What the exercise asks: Using the data below, copy every line that contains the word "Convert".

(Chart and figure data)
↓↓↓

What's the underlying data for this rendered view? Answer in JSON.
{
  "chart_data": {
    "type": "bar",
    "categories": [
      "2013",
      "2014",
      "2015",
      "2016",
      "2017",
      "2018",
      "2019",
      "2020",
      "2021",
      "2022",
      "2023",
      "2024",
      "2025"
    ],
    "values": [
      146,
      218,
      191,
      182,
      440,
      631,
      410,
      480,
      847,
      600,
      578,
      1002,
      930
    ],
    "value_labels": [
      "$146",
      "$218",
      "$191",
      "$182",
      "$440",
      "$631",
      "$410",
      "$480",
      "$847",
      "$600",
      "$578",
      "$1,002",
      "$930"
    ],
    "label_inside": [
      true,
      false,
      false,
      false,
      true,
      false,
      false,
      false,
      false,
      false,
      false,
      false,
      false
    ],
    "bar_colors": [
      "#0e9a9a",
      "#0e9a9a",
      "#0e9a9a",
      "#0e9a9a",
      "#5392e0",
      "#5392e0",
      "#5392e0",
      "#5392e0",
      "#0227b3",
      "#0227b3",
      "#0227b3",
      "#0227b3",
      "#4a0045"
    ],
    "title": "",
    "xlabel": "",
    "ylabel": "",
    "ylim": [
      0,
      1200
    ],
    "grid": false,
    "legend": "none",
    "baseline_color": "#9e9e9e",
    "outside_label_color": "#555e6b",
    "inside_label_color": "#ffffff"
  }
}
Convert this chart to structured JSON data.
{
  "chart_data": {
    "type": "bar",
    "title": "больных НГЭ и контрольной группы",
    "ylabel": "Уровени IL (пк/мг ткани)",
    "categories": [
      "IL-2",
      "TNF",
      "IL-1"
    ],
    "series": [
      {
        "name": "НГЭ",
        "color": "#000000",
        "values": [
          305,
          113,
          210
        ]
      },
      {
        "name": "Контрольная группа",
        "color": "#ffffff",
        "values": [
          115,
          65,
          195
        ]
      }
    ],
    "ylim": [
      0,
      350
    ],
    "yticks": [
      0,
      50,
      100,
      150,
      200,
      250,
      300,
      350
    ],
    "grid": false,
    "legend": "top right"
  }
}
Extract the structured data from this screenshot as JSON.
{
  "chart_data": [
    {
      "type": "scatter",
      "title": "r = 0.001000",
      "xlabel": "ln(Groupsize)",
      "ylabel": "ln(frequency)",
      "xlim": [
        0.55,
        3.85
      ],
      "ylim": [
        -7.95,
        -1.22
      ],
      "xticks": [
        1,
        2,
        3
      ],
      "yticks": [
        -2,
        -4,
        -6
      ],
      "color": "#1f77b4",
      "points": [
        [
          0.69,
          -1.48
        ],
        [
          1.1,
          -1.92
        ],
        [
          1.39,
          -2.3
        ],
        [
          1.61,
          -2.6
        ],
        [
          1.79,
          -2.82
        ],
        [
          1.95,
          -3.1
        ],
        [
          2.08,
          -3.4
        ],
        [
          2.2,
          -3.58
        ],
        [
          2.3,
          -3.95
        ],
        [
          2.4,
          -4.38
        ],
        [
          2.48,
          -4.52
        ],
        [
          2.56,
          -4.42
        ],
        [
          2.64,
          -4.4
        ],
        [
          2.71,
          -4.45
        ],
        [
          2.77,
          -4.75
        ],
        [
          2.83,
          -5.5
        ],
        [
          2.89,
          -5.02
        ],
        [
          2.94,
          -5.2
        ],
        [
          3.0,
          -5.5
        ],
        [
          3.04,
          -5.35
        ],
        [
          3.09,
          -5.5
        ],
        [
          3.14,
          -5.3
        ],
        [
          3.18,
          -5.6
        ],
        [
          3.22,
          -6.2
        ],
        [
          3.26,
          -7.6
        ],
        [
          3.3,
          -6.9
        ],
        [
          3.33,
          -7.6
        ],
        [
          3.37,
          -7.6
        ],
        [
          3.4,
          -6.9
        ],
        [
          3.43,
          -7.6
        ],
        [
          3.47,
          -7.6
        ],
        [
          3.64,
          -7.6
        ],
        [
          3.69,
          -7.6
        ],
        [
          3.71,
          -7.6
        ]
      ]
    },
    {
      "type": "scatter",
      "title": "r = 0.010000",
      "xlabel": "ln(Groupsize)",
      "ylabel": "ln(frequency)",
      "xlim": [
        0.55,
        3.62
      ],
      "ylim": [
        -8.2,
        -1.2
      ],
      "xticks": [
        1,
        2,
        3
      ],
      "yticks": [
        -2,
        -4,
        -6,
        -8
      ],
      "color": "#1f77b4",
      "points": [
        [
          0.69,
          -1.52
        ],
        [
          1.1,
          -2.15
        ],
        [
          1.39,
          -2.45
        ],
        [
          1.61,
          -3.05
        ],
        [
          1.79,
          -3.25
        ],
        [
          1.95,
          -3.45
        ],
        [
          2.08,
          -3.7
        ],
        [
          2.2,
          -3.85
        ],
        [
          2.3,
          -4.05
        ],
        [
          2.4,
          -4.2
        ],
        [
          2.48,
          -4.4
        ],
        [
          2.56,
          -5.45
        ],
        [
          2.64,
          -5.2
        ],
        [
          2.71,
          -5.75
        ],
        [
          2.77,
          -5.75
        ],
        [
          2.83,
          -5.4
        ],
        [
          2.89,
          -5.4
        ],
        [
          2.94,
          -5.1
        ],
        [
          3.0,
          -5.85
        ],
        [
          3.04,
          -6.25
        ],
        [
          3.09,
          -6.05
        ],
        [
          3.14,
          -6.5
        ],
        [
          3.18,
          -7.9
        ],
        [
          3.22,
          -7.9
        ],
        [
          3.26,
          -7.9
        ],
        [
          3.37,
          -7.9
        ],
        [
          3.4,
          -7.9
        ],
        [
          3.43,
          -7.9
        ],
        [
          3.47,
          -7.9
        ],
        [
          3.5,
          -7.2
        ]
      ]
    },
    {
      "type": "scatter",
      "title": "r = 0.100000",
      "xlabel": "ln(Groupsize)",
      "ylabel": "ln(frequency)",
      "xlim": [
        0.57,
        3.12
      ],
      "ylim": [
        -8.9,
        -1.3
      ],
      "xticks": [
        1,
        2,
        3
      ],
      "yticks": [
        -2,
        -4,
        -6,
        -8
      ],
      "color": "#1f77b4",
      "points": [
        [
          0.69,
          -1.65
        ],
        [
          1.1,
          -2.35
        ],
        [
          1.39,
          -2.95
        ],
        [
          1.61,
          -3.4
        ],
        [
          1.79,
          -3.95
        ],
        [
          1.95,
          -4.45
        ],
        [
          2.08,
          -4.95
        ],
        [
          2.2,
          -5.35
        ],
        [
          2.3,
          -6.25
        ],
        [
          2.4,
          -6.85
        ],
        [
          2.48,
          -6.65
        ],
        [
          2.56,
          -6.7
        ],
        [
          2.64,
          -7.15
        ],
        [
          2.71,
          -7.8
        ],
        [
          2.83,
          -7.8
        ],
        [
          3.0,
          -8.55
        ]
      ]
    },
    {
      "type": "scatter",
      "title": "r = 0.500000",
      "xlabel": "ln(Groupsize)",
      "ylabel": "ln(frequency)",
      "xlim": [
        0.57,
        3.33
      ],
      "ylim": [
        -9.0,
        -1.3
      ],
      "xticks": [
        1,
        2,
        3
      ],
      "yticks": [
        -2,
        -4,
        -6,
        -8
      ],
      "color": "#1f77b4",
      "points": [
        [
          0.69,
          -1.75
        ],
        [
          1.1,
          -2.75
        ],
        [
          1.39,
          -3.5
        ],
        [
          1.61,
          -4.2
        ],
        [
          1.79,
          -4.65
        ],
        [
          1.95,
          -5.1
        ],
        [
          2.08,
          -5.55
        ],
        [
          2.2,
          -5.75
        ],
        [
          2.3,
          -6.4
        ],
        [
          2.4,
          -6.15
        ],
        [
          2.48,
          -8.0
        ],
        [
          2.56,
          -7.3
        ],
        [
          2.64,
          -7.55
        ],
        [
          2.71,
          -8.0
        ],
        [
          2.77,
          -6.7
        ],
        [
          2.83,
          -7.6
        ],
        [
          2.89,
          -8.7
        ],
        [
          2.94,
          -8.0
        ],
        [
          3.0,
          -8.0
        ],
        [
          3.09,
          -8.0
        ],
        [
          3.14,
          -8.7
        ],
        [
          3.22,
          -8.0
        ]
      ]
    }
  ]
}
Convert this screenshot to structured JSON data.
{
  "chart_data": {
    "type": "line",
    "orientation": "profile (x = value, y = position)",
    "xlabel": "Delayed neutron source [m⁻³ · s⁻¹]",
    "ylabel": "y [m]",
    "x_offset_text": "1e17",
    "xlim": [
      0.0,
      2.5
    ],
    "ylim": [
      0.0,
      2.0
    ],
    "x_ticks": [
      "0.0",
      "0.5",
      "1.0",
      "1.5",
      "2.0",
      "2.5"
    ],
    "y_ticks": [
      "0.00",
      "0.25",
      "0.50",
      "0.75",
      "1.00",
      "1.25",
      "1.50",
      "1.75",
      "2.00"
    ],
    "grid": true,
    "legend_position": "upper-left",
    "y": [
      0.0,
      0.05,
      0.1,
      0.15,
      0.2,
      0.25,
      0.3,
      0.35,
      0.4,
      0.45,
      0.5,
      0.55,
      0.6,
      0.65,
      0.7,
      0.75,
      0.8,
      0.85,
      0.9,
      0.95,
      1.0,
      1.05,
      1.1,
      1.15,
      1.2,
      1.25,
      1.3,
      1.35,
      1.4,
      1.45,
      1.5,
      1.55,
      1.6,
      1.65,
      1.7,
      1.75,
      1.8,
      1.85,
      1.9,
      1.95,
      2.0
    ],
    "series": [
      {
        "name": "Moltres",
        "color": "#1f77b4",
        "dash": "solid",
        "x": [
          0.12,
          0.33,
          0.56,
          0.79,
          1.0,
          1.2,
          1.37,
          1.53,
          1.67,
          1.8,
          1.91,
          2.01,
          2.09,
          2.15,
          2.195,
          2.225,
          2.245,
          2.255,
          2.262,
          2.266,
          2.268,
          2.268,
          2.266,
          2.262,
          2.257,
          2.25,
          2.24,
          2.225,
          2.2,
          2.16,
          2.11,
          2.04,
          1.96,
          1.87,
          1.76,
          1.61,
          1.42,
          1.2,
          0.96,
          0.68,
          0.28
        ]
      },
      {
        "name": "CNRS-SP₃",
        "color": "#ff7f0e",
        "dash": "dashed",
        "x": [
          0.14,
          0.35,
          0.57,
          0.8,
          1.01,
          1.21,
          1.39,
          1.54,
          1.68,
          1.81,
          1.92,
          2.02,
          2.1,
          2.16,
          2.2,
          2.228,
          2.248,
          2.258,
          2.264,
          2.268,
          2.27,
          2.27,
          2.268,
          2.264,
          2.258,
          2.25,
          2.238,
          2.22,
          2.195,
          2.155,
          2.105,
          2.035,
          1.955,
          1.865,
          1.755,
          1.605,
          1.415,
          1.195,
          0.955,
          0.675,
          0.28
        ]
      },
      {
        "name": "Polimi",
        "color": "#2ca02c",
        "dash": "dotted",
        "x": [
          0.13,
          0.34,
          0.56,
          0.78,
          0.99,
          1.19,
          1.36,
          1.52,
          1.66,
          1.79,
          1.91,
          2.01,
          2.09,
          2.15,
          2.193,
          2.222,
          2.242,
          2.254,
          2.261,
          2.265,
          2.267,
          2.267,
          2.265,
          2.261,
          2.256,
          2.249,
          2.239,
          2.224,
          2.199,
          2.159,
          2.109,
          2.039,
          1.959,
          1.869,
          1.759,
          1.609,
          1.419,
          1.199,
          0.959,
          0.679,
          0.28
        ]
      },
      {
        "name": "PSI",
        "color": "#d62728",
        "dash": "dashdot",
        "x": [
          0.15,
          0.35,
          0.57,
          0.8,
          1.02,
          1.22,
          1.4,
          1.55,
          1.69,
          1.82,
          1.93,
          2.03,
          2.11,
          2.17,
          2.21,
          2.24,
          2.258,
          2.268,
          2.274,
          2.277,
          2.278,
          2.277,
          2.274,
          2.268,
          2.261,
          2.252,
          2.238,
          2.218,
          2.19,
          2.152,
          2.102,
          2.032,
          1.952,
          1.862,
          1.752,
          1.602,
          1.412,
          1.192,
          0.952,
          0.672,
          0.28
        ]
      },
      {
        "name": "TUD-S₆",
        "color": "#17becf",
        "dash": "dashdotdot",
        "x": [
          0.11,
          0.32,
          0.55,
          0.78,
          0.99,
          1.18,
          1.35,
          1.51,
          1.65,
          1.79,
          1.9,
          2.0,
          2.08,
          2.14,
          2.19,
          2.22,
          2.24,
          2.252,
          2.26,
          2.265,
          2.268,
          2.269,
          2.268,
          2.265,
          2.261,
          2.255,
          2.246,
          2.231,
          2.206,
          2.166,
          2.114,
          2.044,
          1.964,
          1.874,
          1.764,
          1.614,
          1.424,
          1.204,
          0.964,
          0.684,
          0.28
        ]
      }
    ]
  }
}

↑↑↑

Solution for this problem:
Convert this chart to structured JSON data.
Convert this screenshot to structured JSON data.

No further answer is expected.